Extract the complete listing and repeat it word for word.

---- STORED ROWS

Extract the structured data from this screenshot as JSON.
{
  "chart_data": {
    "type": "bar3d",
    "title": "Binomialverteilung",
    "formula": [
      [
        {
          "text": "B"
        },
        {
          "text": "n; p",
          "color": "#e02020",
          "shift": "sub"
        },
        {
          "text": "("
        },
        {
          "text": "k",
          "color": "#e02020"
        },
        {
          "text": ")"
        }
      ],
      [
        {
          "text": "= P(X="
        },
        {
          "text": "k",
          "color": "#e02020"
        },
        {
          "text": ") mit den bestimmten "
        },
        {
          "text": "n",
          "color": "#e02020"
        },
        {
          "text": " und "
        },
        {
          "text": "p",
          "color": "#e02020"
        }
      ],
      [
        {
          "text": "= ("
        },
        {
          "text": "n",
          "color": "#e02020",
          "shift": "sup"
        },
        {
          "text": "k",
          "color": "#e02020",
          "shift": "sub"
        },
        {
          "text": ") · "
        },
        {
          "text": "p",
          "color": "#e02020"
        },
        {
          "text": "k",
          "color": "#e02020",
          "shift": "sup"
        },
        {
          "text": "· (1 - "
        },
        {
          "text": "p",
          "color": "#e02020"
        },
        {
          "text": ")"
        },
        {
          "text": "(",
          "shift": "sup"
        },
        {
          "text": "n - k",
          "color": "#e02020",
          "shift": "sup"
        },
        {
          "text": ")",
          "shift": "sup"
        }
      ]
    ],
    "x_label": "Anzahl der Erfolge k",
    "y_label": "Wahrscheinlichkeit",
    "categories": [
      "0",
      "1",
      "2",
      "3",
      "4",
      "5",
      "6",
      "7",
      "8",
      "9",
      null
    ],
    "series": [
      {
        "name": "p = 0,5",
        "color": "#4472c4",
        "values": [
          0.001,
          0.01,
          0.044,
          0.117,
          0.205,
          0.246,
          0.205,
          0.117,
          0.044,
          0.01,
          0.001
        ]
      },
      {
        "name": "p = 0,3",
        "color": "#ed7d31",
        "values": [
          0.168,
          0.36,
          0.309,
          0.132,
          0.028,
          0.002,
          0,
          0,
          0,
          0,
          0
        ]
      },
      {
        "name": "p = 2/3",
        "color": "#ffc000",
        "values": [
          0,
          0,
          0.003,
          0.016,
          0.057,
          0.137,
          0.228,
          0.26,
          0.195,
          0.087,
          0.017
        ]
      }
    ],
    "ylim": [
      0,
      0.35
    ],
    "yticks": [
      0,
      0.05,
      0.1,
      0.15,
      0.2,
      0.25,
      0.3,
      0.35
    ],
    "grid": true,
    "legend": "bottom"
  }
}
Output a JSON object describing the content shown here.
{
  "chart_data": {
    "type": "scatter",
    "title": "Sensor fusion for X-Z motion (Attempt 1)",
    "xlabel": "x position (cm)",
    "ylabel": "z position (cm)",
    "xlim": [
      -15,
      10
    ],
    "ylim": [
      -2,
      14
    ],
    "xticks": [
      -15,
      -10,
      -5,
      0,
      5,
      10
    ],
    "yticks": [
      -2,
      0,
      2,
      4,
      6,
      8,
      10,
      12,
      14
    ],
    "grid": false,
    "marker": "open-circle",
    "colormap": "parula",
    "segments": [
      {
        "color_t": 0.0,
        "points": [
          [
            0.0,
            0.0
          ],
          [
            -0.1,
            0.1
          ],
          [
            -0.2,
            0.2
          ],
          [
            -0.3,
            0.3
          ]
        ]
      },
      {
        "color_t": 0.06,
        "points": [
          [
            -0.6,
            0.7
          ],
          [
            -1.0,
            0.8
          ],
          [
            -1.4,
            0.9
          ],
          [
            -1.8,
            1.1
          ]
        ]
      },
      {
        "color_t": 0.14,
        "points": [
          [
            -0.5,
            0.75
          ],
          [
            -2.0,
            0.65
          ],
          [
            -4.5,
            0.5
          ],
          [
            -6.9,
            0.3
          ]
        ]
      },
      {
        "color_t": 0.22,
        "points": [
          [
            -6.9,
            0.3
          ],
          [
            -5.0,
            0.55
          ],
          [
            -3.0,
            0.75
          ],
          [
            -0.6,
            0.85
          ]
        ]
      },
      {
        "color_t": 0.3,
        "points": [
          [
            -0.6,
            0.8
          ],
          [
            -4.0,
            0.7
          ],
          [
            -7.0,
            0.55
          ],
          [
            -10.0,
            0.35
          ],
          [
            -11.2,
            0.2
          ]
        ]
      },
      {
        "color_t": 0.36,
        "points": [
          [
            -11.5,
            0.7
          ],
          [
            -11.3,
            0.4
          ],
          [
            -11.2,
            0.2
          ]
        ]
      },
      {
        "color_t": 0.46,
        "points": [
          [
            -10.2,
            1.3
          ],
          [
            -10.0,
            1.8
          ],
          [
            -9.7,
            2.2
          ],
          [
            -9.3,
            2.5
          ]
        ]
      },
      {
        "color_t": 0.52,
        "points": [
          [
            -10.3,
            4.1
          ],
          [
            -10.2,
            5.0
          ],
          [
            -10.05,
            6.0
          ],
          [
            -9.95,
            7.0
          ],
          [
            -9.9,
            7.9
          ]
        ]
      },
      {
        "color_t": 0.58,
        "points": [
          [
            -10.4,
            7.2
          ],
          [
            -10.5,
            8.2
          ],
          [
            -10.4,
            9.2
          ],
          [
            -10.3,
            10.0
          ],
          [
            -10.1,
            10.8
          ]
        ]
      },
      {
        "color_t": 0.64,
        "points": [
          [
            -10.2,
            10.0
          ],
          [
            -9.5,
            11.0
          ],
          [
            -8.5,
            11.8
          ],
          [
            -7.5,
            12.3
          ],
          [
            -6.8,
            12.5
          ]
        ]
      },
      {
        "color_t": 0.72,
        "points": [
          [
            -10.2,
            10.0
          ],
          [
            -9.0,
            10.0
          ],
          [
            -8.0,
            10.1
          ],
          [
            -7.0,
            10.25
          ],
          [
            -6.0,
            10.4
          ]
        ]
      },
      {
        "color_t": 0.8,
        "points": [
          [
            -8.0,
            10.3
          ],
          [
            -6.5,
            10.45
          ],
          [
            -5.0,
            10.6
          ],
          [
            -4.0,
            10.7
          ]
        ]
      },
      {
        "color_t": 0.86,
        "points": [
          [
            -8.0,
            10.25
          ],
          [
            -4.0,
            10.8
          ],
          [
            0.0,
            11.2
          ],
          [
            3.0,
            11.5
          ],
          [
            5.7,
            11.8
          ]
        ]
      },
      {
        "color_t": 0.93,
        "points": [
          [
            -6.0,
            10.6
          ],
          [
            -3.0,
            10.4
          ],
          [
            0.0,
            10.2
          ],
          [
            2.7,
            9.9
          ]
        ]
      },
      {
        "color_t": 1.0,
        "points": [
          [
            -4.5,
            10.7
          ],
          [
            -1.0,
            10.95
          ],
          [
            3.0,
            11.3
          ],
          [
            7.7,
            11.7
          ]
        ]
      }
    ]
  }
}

--------

THE REPLY =>
Extract the structured data from this screenshot as JSON.
{
  "chart_data": {
    "type": "bar3d",
    "title": "Binomialverteilung",
    "formula": [
      [
        {
          "text": "B"
        },
        {
          "text": "n; p",
          "color": "#e02020",
          "shift": "sub"
        },
        {
          "text": "("
        },
        {
          "text": "k",
          "color": "#e02020"
        },
        {
          "text": ")"
        }
      ],
      [
        {
          "text": "= P(X="
        },
        {
          "text": "k",
          "color": "#e02020"
        },
        {
          "text": ") mit den bestimmten "
        },
        {
          "text": "n",
          "color": "#e02020"
        },
        {
          "text": " und "
        },
        {
          "text": "p",
          "color": "#e02020"
        }
      ],
      [
        {
          "text": "= ("
        },
        {
          "text": "n",
          "color": "#e02020",
          "shift": "sup"
        },
        {
          "text": "k",
          "color": "#e02020",
          "shift": "sub"
        },
        {
          "text": ") · "
        },
        {
          "text": "p",
          "color": "#e02020"
        },
        {
          "text": "k",
          "color": "#e02020",
          "shift": "sup"
        },
        {
          "text": "· (1 - "
        },
        {
          "text": "p",
          "color": "#e02020"
        },
        {
          "text": ")"
        },
        {
          "text": "(",
          "shift": "sup"
        },
        {
          "text": "n - k",
          "color": "#e02020",
          "shift": "sup"
        },
        {
          "text": ")",
          "shift": "sup"
        }
      ]
    ],
    "x_label": "Anzahl der Erfolge k",
    "y_label": "Wahrscheinlichkeit",
    "categories": [
      "0",
      "1",
      "2",
      "3",
      "4",
      "5",
      "6",
      "7",
      "8",
      "9",
      null
    ],
    "series": [
      {
        "name": "p = 0,5",
        "color": "#4472c4",
        "values": [
          0.001,
          0.01,
          0.044,
          0.117,
          0.205,
          0.246,
          0.205,
          0.117,
          0.044,
          0.01,
          0.001
        ]
      },
      {
        "name": "p = 0,3",
        "color": "#ed7d31",
        "values": [
          0.168,
          0.36,
          0.309,
          0.132,
          0.028,
          0.002,
          0,
          0,
          0,
          0,
          0
        ]
      },
      {
        "name": "p = 2/3",
        "color": "#ffc000",
        "values": [
          0,
          0,
          0.003,
          0.016,
          0.057,
          0.137,
          0.228,
          0.26,
          0.195,
          0.087,
          0.017
        ]
      }
    ],
    "ylim": [
      0,
      0.35
    ],
    "yticks": [
      0,
      0.05,
      0.1,
      0.15,
      0.2,
      0.25,
      0.3,
      0.35
    ],
    "grid": true,
    "legend": "bottom"
  }
}
Output a JSON object describing the content shown here.
{
  "chart_data": {
    "type": "scatter",
    "title": "Sensor fusion for X-Z motion (Attempt 1)",
    "xlabel": "x position (cm)",
    "ylabel": "z position (cm)",
    "xlim": [
      -15,
      10
    ],
    "ylim": [
      -2,
      14
    ],
    "xticks": [
      -15,
      -10,
      -5,
      0,
      5,
      10
    ],
    "yticks": [
      -2,
      0,
      2,
      4,
      6,
      8,
      10,
      12,
      14
    ],
    "grid": false,
    "marker": "open-circle",
    "colormap": "parula",
    "segments": [
      {
        "color_t": 0.0,
        "points": [
          [
            0.0,
            0.0
          ],
          [
            -0.1,
            0.1
          ],
          [
            -0.2,
            0.2
          ],
          [
            -0.3,
            0.3
          ]
        ]
      },
      {
        "color_t": 0.06,
        "points": [
          [
            -0.6,
            0.7
          ],
          [
            -1.0,
            0.8
          ],
          [
            -1.4,
            0.9
          ],
          [
            -1.8,
            1.1
          ]
        ]
      },
      {
        "color_t": 0.14,
        "points": [
          [
            -0.5,
            0.75
          ],
          [
            -2.0,
            0.65
          ],
          [
            -4.5,
            0.5
          ],
          [
            -6.9,
            0.3
          ]
        ]
      },
      {
        "color_t": 0.22,
        "points": [
          [
            -6.9,
            0.3
          ],
          [
            -5.0,
            0.55
          ],
          [
            -3.0,
            0.75
          ],
          [
            -0.6,
            0.85
          ]
        ]
      },
      {
        "color_t": 0.3,
        "points": [
          [
            -0.6,
            0.8
          ],
          [
            -4.0,
            0.7
          ],
          [
            -7.0,
            0.55
          ],
          [
            -10.0,
            0.35
          ],
          [
            -11.2,
            0.2
          ]
        ]
      },
      {
        "color_t": 0.36,
        "points": [
          [
            -11.5,
            0.7
          ],
          [
            -11.3,
            0.4
          ],
          [
            -11.2,
            0.2
          ]
        ]
      },
      {
        "color_t": 0.46,
        "points": [
          [
            -10.2,
            1.3
          ],
          [
            -10.0,
            1.8
          ],
          [
            -9.7,
            2.2
          ],
          [
            -9.3,
            2.5
          ]
        ]
      },
      {
        "color_t": 0.52,
        "points": [
          [
            -10.3,
            4.1
          ],
          [
            -10.2,
            5.0
          ],
          [
            -10.05,
            6.0
          ],
          [
            -9.95,
            7.0
          ],
          [
            -9.9,
            7.9
          ]
        ]
      },
      {
        "color_t": 0.58,
        "points": [
          [
            -10.4,
            7.2
          ],
          [
            -10.5,
            8.2
          ],
          [
            -10.4,
            9.2
          ],
          [
            -10.3,
            10.0
          ],
          [
            -10.1,
            10.8
          ]
        ]
      },
      {
        "color_t": 0.64,
        "points": [
          [
            -10.2,
            10.0
          ],
          [
            -9.5,
            11.0
          ],
          [
            -8.5,
            11.8
          ],
          [
            -7.5,
            12.3
          ],
          [
            -6.8,
            12.5
          ]
        ]
      },
      {
        "color_t": 0.72,
        "points": [
          [
            -10.2,
            10.0
          ],
          [
            -9.0,
            10.0
          ],
          [
            -8.0,
            10.1
          ],
          [
            -7.0,
            10.25
          ],
          [
            -6.0,
            10.4
          ]
        ]
      },
      {
        "color_t": 0.8,
        "points": [
          [
            -8.0,
            10.3
          ],
          [
            -6.5,
            10.45
          ],
          [
            -5.0,
            10.6
          ],
          [
            -4.0,
            10.7
          ]
        ]
      },
      {
        "color_t": 0.86,
        "points": [
          [
            -8.0,
            10.25
          ],
          [
            -4.0,
            10.8
          ],
          [
            0.0,
            11.2
          ],
          [
            3.0,
            11.5
          ],
          [
            5.7,
            11.8
          ]
        ]
      },
      {
        "color_t": 0.93,
        "points": [
          [
            -6.0,
            10.6
          ],
          [
            -3.0,
            10.4
          ],
          [
            0.0,
            10.2
          ],
          [
            2.7,
            9.9
          ]
        ]
      },
      {
        "color_t": 1.0,
        "points": [
          [
            -4.5,
            10.7
          ],
          [
            -1.0,
            10.95
          ],
          [
            3.0,
            11.3
          ],
          [
            7.7,
            11.7
          ]
        ]
      }
    ]
  }
}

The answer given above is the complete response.